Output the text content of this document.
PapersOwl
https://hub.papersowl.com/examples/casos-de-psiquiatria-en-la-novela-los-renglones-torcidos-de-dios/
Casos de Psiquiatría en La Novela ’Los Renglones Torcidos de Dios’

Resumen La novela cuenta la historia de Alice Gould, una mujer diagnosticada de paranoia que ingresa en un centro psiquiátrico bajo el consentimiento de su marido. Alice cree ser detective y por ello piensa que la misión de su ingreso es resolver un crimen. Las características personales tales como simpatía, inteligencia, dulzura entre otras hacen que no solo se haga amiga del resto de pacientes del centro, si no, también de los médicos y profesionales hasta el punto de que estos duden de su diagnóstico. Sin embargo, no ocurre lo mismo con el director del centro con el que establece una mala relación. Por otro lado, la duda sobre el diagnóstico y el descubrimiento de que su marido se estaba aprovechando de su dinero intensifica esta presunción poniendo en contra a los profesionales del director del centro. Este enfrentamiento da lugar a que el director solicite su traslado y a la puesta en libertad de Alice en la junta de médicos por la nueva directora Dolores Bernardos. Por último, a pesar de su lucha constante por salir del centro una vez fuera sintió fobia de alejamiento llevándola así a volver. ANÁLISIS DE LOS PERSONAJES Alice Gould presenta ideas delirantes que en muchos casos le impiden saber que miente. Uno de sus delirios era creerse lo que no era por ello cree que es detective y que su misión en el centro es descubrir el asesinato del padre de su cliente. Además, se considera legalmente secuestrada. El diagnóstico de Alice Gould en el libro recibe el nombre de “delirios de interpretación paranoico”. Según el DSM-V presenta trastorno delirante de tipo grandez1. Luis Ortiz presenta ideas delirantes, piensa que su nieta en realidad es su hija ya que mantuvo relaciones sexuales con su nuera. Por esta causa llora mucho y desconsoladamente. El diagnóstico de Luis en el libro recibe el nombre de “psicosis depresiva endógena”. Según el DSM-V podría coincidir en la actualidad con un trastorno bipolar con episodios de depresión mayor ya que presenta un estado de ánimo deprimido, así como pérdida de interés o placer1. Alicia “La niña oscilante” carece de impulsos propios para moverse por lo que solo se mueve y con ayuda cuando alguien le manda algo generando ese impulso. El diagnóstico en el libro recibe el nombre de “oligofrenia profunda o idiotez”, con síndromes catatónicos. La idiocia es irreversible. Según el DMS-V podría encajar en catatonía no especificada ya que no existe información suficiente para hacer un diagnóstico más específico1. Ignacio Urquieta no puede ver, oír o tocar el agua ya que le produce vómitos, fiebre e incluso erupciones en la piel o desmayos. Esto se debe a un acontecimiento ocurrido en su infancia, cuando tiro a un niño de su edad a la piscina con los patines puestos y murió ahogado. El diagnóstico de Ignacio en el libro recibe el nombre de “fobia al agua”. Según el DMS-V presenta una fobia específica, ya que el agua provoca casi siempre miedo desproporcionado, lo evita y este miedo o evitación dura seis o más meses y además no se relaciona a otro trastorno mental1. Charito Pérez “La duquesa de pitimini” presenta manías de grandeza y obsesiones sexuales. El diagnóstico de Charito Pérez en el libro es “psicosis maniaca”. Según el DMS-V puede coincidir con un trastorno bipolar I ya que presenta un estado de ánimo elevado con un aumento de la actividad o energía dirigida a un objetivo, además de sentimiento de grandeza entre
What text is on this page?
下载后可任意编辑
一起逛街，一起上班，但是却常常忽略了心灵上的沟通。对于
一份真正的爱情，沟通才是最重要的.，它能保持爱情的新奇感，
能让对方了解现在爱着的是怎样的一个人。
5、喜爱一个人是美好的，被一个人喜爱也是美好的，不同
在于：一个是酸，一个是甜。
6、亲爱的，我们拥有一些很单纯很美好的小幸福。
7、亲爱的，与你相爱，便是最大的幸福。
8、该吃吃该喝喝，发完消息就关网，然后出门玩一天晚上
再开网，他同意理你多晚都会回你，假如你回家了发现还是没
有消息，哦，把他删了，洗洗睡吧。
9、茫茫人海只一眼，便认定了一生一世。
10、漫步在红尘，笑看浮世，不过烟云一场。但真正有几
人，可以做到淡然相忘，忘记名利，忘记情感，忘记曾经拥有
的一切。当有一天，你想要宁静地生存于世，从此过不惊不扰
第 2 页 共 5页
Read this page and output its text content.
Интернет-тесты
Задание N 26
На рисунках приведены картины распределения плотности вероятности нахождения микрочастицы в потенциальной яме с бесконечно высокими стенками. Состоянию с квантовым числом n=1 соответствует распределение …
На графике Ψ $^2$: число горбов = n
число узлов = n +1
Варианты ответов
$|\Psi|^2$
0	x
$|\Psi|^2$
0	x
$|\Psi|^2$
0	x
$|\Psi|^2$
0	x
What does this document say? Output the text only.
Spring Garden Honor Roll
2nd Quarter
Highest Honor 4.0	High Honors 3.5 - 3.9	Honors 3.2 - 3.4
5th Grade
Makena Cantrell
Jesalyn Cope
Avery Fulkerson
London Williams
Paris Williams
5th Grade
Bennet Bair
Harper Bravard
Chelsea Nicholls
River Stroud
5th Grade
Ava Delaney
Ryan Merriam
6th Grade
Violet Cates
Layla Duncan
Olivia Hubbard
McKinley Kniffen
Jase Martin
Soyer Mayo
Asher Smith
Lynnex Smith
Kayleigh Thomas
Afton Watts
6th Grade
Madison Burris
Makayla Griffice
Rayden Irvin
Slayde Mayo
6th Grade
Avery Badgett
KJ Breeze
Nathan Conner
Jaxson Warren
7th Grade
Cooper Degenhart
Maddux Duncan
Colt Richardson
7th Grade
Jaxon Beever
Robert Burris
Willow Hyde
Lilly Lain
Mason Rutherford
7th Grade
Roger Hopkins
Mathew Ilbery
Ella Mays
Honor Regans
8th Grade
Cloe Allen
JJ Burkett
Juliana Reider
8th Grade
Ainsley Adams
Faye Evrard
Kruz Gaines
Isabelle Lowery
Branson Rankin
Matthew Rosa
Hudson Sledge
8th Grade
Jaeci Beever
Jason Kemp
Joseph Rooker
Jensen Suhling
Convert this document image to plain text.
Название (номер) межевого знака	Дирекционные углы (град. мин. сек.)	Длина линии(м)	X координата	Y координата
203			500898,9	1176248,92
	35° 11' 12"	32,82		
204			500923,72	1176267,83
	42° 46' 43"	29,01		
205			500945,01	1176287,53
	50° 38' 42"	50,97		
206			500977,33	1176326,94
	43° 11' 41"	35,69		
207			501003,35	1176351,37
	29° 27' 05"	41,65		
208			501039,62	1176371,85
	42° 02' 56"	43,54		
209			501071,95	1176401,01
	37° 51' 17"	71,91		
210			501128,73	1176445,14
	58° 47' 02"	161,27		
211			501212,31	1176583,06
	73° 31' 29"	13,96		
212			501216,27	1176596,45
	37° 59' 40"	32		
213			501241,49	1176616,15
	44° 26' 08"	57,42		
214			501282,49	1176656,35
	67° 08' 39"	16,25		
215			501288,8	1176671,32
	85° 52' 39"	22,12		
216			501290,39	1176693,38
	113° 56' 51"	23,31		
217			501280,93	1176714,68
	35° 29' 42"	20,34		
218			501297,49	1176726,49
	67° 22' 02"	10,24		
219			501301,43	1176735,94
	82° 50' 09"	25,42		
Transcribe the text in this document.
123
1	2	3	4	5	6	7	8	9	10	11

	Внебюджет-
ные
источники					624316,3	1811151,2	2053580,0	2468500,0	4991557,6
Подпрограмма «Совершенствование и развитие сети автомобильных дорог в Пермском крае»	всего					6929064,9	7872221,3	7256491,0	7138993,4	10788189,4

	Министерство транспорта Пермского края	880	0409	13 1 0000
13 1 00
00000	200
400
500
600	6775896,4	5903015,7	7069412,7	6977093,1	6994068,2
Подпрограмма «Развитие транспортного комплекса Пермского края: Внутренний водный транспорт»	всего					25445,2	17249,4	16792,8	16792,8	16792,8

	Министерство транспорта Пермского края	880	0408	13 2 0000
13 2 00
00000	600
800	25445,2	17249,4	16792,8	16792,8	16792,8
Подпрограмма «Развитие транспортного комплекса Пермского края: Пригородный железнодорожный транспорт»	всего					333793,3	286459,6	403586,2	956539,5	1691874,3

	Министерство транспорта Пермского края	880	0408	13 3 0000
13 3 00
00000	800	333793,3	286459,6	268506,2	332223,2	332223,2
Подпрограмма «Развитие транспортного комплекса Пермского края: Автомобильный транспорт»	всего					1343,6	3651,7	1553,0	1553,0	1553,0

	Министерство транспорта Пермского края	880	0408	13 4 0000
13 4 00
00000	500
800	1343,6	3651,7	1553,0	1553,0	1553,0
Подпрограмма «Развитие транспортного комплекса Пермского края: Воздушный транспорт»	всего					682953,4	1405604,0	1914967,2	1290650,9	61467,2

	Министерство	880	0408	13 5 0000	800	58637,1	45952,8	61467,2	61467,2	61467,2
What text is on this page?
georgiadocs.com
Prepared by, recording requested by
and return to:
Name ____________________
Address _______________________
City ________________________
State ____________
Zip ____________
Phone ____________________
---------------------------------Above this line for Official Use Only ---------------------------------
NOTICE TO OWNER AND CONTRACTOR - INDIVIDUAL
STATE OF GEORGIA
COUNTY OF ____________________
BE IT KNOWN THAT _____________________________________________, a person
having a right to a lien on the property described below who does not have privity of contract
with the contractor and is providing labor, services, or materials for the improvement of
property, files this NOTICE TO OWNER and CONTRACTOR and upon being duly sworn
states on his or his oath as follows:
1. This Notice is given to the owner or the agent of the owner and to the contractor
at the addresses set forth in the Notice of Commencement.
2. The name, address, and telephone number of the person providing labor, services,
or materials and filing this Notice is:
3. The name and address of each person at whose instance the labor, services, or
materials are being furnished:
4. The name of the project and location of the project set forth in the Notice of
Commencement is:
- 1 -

########

◆ Exercise task: Look through the lines above and collect those with the word "транспорта".

◆ Written answer:
	Министерство транспорта Пермского края	880	0409	13 1 0000
	Министерство транспорта Пермского края	880	0408	13 2 0000
	Министерство транспорта Пермского края	880	0408	13 3 0000
	Министерство транспорта Пермского края	880	0408	13 4 0000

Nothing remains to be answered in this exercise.